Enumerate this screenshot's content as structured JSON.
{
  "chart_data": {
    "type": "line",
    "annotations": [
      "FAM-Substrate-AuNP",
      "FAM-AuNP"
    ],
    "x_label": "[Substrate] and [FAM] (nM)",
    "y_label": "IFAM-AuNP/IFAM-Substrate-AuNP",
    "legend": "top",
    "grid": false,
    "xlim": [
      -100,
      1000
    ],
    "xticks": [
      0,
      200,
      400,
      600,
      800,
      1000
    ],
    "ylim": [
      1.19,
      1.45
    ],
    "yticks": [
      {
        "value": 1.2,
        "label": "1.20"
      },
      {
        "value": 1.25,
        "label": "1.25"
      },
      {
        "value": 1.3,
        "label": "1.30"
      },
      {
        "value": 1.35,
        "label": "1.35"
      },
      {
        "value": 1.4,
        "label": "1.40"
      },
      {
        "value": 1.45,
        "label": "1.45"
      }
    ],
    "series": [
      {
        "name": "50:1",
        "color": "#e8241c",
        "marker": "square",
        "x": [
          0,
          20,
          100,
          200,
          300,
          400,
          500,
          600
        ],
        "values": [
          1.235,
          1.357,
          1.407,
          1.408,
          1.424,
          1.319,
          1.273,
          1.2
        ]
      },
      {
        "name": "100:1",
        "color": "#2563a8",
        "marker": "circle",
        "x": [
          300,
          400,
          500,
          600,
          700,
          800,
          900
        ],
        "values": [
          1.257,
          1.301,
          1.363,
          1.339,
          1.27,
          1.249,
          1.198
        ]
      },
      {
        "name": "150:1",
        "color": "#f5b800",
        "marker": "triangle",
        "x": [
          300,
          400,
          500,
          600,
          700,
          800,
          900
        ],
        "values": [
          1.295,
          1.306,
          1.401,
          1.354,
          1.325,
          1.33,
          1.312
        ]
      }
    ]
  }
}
◇ ◇ ◇ ◇ ◇
Repeat the preceding lines exactly, please, every one of them.

Enumerate this screenshot's content as structured JSON.
{
  "chart_data": {
    "type": "line",
    "annotations": [
      "FAM-Substrate-AuNP",
      "FAM-AuNP"
    ],
    "x_label": "[Substrate] and [FAM] (nM)",
    "y_label": "IFAM-AuNP/IFAM-Substrate-AuNP",
    "legend": "top",
    "grid": false,
    "xlim": [
      -100,
      1000
    ],
    "xticks": [
      0,
      200,
      400,
      600,
      800,
      1000
    ],
    "ylim": [
      1.19,
      1.45
    ],
    "yticks": [
      {
        "value": 1.2,
        "label": "1.20"
      },
      {
        "value": 1.25,
        "label": "1.25"
      },
      {
        "value": 1.3,
        "label": "1.30"
      },
      {
        "value": 1.35,
        "label": "1.35"
      },
      {
        "value": 1.4,
        "label": "1.40"
      },
      {
        "value": 1.45,
        "label": "1.45"
      }
    ],
    "series": [
      {
        "name": "50:1",
        "color": "#e8241c",
        "marker": "square",
        "x": [
          0,
          20,
          100,
          200,
          300,
          400,
          500,
          600
        ],
        "values": [
          1.235,
          1.357,
          1.407,
          1.408,
          1.424,
          1.319,
          1.273,
          1.2
        ]
      },
      {
        "name": "100:1",
        "color": "#2563a8",
        "marker": "circle",
        "x": [
          300,
          400,
          500,
          600,
          700,
          800,
          900
        ],
        "values": [
          1.257,
          1.301,
          1.363,
          1.339,
          1.27,
          1.249,
          1.198
        ]
      },
      {
        "name": "150:1",
        "color": "#f5b800",
        "marker": "triangle",
        "x": [
          300,
          400,
          500,
          600,
          700,
          800,
          900
        ],
        "values": [
          1.295,
          1.306,
          1.401,
          1.354,
          1.325,
          1.33,
          1.312
        ]
      }
    ]
  }
}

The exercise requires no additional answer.